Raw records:
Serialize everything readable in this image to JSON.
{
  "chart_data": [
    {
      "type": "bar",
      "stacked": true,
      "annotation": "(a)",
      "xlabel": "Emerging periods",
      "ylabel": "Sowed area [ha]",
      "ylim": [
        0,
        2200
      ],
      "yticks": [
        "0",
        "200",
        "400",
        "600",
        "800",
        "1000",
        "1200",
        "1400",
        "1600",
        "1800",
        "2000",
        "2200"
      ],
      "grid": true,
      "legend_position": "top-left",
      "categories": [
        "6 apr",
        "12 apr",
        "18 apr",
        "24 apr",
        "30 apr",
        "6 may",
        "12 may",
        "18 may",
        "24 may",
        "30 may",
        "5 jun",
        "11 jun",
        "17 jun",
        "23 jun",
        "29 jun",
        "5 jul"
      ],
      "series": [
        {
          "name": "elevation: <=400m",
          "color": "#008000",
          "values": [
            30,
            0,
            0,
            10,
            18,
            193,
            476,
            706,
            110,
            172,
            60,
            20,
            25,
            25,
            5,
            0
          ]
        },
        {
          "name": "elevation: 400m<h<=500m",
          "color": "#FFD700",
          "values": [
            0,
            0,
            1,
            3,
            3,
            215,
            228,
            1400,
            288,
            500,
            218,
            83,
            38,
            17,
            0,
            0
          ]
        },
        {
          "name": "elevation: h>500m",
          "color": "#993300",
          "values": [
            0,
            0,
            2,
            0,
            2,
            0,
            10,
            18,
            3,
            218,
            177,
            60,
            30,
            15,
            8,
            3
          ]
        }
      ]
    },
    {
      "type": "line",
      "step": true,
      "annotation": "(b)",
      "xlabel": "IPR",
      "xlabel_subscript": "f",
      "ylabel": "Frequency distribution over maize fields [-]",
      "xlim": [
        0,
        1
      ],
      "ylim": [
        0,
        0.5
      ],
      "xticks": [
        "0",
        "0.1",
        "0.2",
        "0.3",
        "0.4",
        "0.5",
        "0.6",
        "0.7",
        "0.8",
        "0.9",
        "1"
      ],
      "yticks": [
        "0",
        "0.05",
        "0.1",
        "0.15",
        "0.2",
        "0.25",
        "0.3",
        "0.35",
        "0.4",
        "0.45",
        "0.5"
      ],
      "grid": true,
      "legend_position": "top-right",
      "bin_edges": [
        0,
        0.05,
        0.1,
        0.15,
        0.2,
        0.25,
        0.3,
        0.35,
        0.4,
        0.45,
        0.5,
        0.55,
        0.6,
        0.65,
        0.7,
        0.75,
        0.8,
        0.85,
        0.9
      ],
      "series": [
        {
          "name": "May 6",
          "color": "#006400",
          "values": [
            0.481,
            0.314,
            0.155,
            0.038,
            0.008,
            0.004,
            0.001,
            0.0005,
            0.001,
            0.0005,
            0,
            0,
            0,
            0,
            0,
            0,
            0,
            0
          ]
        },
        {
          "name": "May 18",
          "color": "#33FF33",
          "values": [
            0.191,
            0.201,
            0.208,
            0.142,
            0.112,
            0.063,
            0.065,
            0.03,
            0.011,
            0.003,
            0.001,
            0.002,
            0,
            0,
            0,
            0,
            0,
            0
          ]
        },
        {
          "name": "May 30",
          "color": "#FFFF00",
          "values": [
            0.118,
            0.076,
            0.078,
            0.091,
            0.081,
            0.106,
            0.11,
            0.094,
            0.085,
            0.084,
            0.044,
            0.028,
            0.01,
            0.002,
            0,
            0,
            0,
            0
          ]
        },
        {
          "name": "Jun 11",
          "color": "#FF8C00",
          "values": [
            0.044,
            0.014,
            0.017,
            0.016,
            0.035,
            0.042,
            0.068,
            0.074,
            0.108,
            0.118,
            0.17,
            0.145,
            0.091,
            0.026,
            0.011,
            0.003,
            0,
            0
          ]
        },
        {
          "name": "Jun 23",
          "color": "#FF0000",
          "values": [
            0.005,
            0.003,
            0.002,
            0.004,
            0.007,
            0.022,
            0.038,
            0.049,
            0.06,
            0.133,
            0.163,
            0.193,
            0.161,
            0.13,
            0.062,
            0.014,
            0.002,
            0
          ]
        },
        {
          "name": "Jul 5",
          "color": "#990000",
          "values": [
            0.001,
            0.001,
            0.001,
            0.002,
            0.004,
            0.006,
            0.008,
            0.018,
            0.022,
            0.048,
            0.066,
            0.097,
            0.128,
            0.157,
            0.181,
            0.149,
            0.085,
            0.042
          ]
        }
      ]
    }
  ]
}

Prompt: Go over the data above and copy every line that has the word "elevation" in it.

Problem solution:
          "name": "elevation: <=400m",
          "name": "elevation: 400m<h<=500m",
          "name": "elevation: h>500m",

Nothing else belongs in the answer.